- GIVEN DATA
-- BEGIN --
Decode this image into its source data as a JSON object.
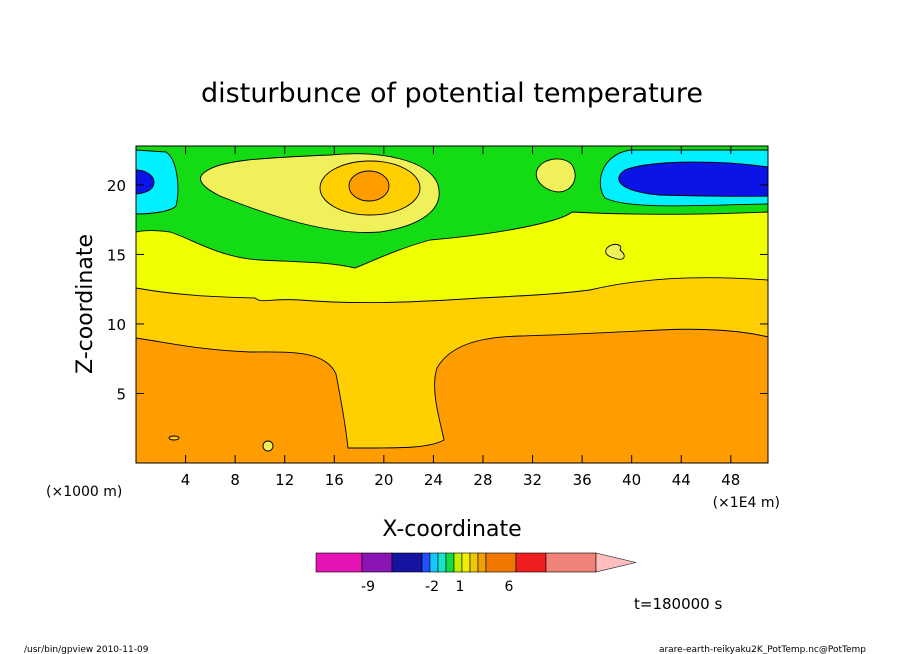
{
  "chart_data": {
    "type": "heatmap",
    "title": "disturbunce of potential temperature",
    "xlabel": "X-coordinate",
    "ylabel": "Z-coordinate",
    "x_unit_left": "(×1000 m)",
    "x_unit_right": "(×1E4 m)",
    "x_ticks": [
      4,
      8,
      12,
      16,
      20,
      24,
      28,
      32,
      36,
      40,
      44,
      48
    ],
    "y_ticks": [
      5,
      10,
      15,
      20
    ],
    "xlim": [
      0,
      51
    ],
    "ylim": [
      0,
      22.8
    ],
    "time_label": "t=180000 s",
    "colorbar": {
      "ticks": [
        "-9",
        "-2",
        "1",
        "6"
      ],
      "colors": [
        "#e614b4",
        "#8a14b4",
        "#1414a0",
        "#1e50ff",
        "#14c8ff",
        "#14e6c8",
        "#14dc3c",
        "#bef000",
        "#f0f000",
        "#f0c800",
        "#f0a000",
        "#f07800",
        "#f01e1e",
        "#f08278",
        "#ffbebe"
      ]
    },
    "fill_colors": {
      "cyan": "#00f0ff",
      "blue": "#0a14e6",
      "green": "#14dc14",
      "yellow_light": "#f0f05a",
      "yellow": "#f0ff00",
      "gold": "#ffcf00",
      "orange": "#ff9c00"
    }
  },
  "footer": {
    "left": "/usr/bin/gpview  2010-11-09",
    "right": "arare-earth-reikyaku2K_PotTemp.nc@PotTemp"
  }
}
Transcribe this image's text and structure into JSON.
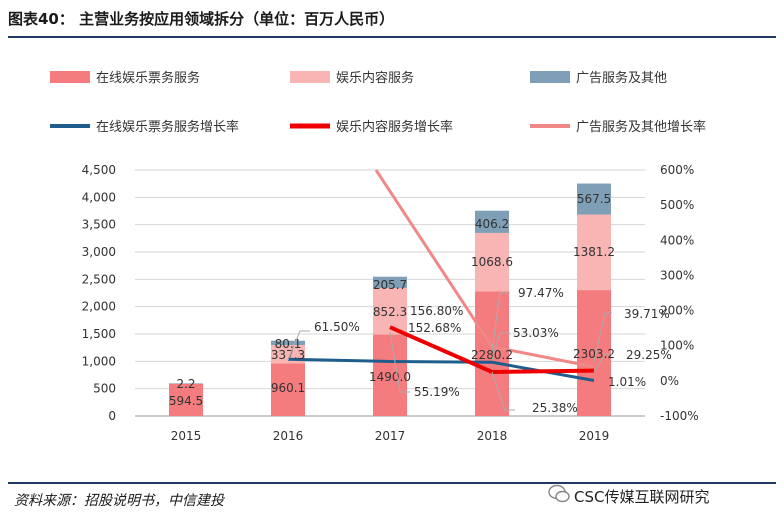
-- END --
Each entry above is to be written out again unchanged, apart from the pictures, which are left out.

Decode this image into its source data as a JSON object.
{
  "chart_data": {
    "type": "heatmap",
    "title": "disturbunce of potential temperature",
    "xlabel": "X-coordinate",
    "ylabel": "Z-coordinate",
    "x_unit_left": "(×1000 m)",
    "x_unit_right": "(×1E4 m)",
    "x_ticks": [
      4,
      8,
      12,
      16,
      20,
      24,
      28,
      32,
      36,
      40,
      44,
      48
    ],
    "y_ticks": [
      5,
      10,
      15,
      20
    ],
    "xlim": [
      0,
      51
    ],
    "ylim": [
      0,
      22.8
    ],
    "time_label": "t=180000 s",
    "colorbar": {
      "ticks": [
        "-9",
        "-2",
        "1",
        "6"
      ],
      "colors": [
        "#e614b4",
        "#8a14b4",
        "#1414a0",
        "#1e50ff",
        "#14c8ff",
        "#14e6c8",
        "#14dc3c",
        "#bef000",
        "#f0f000",
        "#f0c800",
        "#f0a000",
        "#f07800",
        "#f01e1e",
        "#f08278",
        "#ffbebe"
      ]
    },
    "fill_colors": {
      "cyan": "#00f0ff",
      "blue": "#0a14e6",
      "green": "#14dc14",
      "yellow_light": "#f0f05a",
      "yellow": "#f0ff00",
      "gold": "#ffcf00",
      "orange": "#ff9c00"
    }
  },
  "footer": {
    "left": "/usr/bin/gpview  2010-11-09",
    "right": "arare-earth-reikyaku2K_PotTemp.nc@PotTemp"
  }
}
Transcribe this image's text and structure into JSON.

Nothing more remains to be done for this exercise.